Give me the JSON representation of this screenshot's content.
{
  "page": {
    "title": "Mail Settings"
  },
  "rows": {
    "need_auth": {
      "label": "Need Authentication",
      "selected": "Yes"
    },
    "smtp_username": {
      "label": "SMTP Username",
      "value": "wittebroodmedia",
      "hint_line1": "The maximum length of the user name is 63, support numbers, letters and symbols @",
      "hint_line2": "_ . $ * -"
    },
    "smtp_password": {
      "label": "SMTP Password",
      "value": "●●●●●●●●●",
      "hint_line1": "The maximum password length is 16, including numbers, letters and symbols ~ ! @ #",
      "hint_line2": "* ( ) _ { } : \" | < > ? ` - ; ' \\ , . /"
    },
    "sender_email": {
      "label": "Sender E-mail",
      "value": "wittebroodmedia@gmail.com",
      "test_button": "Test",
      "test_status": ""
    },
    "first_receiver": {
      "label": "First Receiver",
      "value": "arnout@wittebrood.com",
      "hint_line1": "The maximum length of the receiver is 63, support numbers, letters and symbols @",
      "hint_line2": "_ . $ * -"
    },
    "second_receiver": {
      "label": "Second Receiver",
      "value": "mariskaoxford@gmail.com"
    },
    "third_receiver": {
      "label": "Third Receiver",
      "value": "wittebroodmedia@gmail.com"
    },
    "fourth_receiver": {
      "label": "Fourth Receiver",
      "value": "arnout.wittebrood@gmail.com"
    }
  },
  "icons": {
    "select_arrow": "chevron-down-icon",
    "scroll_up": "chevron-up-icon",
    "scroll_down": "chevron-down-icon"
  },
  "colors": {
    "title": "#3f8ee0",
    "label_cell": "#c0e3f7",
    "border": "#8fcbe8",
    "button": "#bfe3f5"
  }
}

....

> _PROBLEM STATEMENT_: Repeat each entry word for word.

> _WRITTEN SOLUTION_:
Give me the JSON representation of this screenshot's content.
{
  "page": {
    "title": "Mail Settings"
  },
  "rows": {
    "need_auth": {
      "label": "Need Authentication",
      "selected": "Yes"
    },
    "smtp_username": {
      "label": "SMTP Username",
      "value": "wittebroodmedia",
      "hint_line1": "The maximum length of the user name is 63, support numbers, letters and symbols @",
      "hint_line2": "_ . $ * -"
    },
    "smtp_password": {
      "label": "SMTP Password",
      "value": "●●●●●●●●●",
      "hint_line1": "The maximum password length is 16, including numbers, letters and symbols ~ ! @ #",
      "hint_line2": "* ( ) _ { } : \" | < > ? ` - ; ' \\ , . /"
    },
    "sender_email": {
      "label": "Sender E-mail",
      "value": "wittebroodmedia@gmail.com",
      "test_button": "Test",
      "test_status": ""
    },
    "first_receiver": {
      "label": "First Receiver",
      "value": "arnout@wittebrood.com",
      "hint_line1": "The maximum length of the receiver is 63, support numbers, letters and symbols @",
      "hint_line2": "_ . $ * -"
    },
    "second_receiver": {
      "label": "Second Receiver",
      "value": "mariskaoxford@gmail.com"
    },
    "third_receiver": {
      "label": "Third Receiver",
      "value": "wittebroodmedia@gmail.com"
    },
    "fourth_receiver": {
      "label": "Fourth Receiver",
      "value": "arnout.wittebrood@gmail.com"
    }
  },
  "icons": {
    "select_arrow": "chevron-down-icon",
    "scroll_up": "chevron-up-icon",
    "scroll_down": "chevron-down-icon"
  },
  "colors": {
    "title": "#3f8ee0",
    "label_cell": "#c0e3f7",
    "border": "#8fcbe8",
    "button": "#bfe3f5"
  }
}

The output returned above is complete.